Extracted data.
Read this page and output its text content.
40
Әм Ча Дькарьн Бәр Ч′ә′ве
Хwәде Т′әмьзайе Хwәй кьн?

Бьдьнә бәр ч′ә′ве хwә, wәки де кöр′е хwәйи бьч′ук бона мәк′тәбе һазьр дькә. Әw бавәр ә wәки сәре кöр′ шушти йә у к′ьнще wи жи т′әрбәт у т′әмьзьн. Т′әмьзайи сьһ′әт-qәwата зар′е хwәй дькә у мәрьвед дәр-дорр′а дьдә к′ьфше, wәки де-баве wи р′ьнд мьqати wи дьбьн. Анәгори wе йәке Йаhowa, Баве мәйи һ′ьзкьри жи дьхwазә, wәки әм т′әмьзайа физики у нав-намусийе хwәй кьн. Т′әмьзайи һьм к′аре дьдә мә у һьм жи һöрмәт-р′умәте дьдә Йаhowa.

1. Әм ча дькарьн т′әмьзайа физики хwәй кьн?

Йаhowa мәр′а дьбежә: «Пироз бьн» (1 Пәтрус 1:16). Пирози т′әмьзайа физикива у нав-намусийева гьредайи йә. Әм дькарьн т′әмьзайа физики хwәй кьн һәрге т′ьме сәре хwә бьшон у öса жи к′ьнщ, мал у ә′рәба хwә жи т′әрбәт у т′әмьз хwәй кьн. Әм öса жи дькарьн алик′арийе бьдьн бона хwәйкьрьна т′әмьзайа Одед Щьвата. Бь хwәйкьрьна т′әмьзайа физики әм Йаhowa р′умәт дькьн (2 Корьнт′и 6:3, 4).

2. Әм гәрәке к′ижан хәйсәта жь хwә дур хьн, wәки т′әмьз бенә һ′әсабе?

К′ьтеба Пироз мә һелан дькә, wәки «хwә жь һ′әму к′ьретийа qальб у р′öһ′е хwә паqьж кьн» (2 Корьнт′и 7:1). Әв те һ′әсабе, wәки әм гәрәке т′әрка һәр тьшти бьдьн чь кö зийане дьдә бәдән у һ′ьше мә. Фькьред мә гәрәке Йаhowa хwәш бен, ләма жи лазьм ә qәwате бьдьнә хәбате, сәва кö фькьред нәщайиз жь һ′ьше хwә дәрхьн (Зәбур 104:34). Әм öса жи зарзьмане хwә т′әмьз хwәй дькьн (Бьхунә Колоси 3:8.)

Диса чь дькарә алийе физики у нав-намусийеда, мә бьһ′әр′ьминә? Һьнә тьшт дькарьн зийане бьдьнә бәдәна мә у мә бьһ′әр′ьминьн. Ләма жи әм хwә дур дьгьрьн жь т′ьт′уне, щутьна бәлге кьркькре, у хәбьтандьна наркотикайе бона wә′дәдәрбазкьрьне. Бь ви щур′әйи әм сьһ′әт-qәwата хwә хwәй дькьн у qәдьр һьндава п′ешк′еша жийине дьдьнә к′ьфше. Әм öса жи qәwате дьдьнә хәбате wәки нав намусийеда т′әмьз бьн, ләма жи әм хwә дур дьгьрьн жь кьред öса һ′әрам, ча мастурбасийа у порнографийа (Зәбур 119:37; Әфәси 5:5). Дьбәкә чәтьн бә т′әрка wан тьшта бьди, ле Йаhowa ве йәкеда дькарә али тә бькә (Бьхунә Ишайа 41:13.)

--

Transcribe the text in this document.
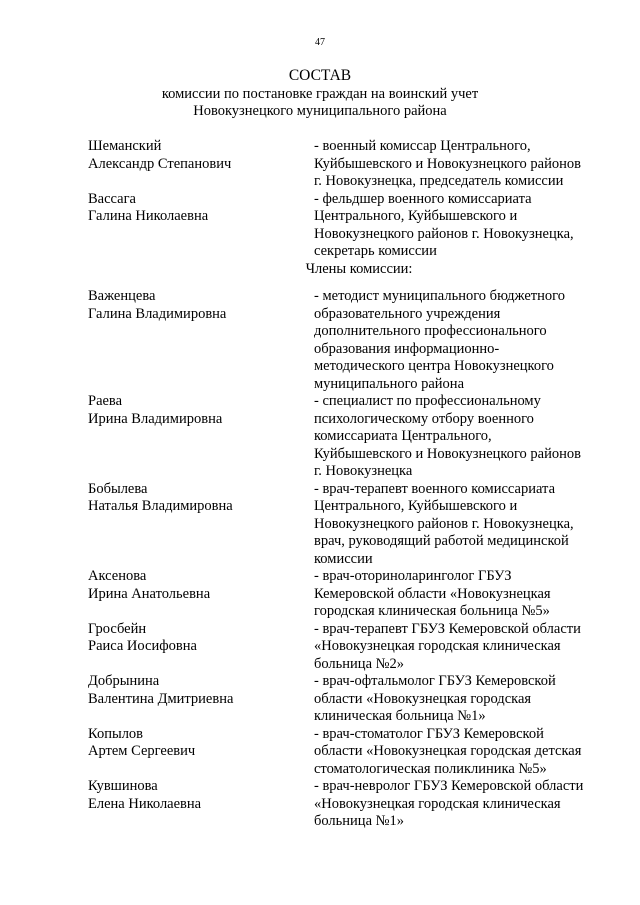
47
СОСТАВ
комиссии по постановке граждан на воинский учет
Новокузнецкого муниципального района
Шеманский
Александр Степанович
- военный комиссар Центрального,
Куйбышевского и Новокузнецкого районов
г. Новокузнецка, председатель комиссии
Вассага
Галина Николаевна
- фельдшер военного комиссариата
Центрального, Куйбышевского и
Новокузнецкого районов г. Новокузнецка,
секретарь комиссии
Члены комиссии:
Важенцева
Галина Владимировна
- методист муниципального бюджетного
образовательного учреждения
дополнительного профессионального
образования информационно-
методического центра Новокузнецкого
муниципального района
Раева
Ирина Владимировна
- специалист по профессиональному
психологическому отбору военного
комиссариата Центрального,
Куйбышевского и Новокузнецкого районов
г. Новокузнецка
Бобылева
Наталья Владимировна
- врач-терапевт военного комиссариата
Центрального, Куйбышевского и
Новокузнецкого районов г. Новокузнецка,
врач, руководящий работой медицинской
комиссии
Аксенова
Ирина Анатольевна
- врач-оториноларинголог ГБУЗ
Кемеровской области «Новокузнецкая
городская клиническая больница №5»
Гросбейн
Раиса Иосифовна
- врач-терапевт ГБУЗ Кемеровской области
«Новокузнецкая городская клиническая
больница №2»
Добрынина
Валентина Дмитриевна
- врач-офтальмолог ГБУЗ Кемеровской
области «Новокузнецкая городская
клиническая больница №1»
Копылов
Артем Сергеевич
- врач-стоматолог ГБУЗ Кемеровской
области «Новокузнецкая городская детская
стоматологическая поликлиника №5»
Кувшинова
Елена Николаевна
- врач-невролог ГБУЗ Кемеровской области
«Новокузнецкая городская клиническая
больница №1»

...

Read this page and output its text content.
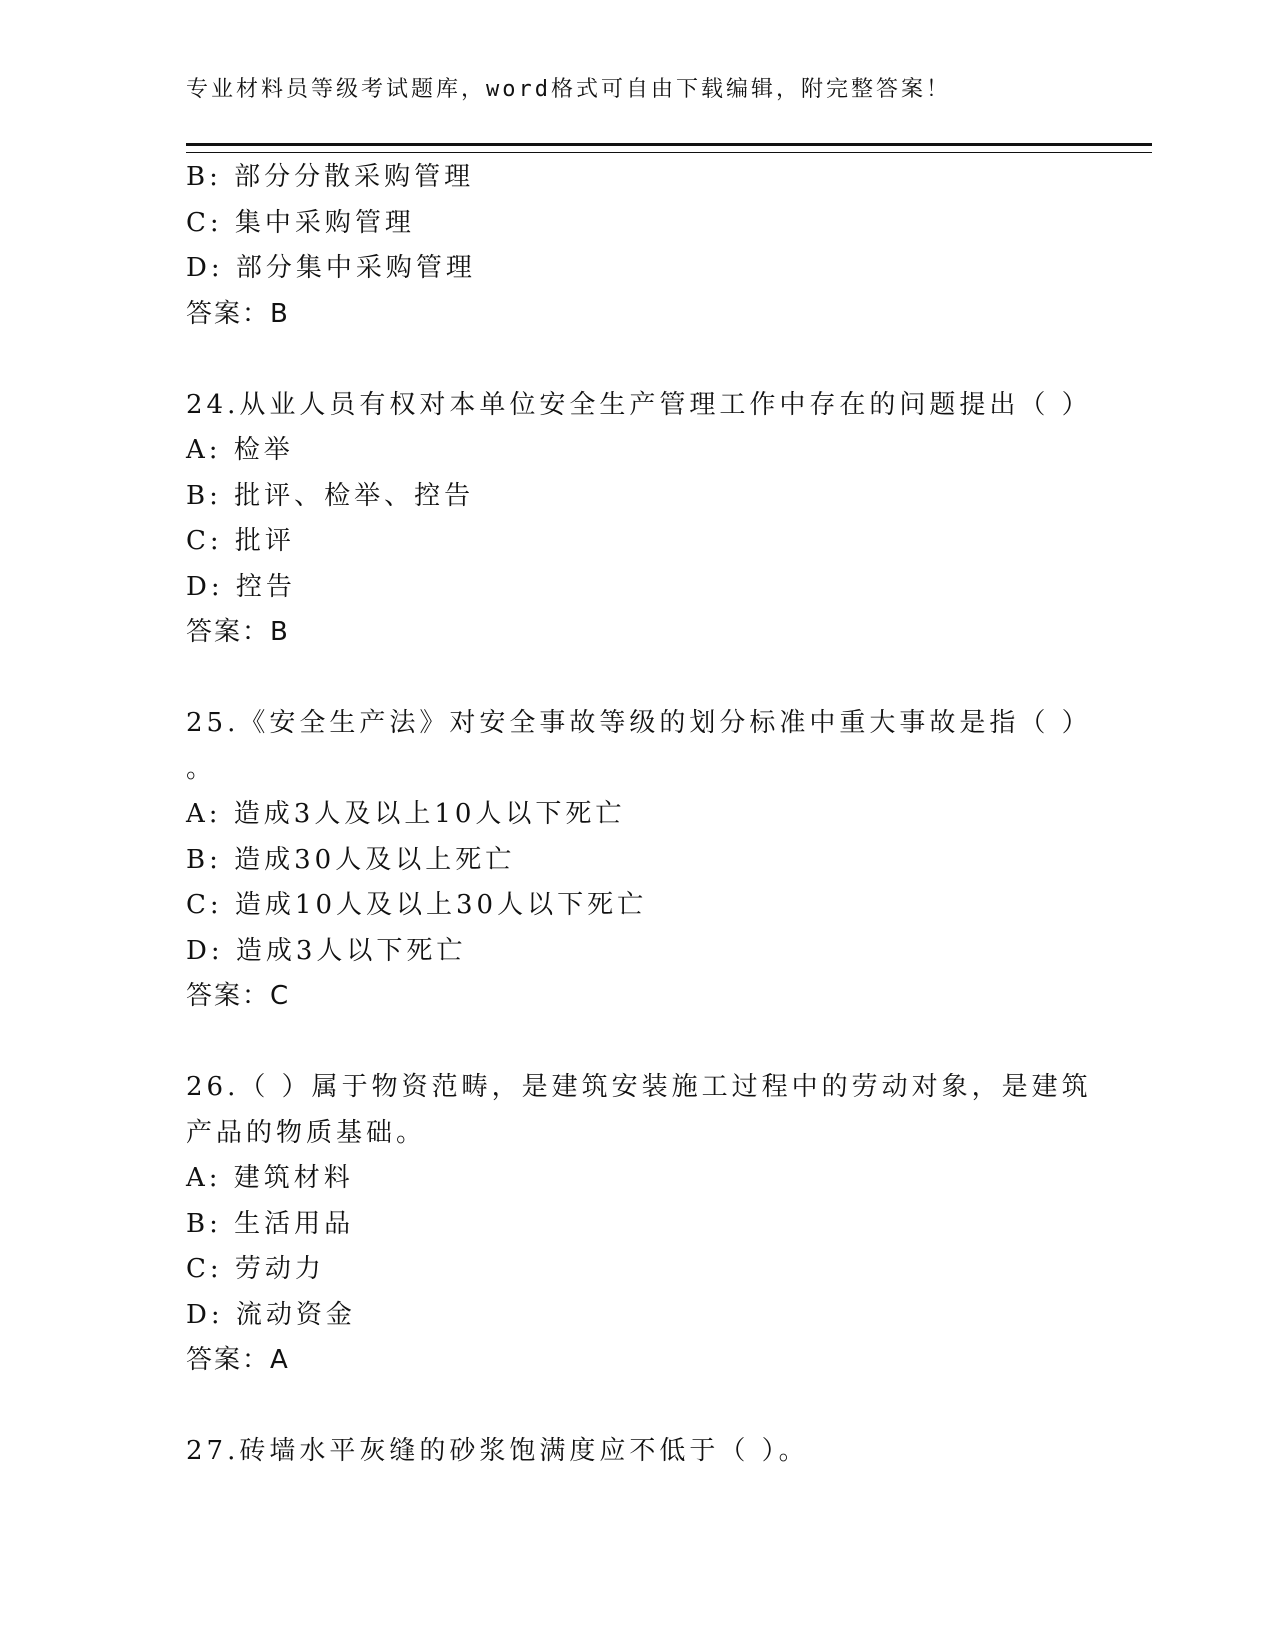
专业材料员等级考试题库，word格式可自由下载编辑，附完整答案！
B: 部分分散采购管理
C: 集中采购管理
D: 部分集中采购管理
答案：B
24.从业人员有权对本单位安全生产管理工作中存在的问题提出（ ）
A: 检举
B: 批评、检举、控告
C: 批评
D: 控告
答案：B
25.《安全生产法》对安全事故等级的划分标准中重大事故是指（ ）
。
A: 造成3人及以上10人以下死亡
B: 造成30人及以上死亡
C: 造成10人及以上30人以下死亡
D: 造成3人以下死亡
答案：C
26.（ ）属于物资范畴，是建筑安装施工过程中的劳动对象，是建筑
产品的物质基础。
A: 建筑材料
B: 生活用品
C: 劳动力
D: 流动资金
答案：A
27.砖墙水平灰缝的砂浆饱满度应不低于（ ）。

Task.
Only the number is wanted: how many lines contain the string "комиссариата"?

Written answer.
3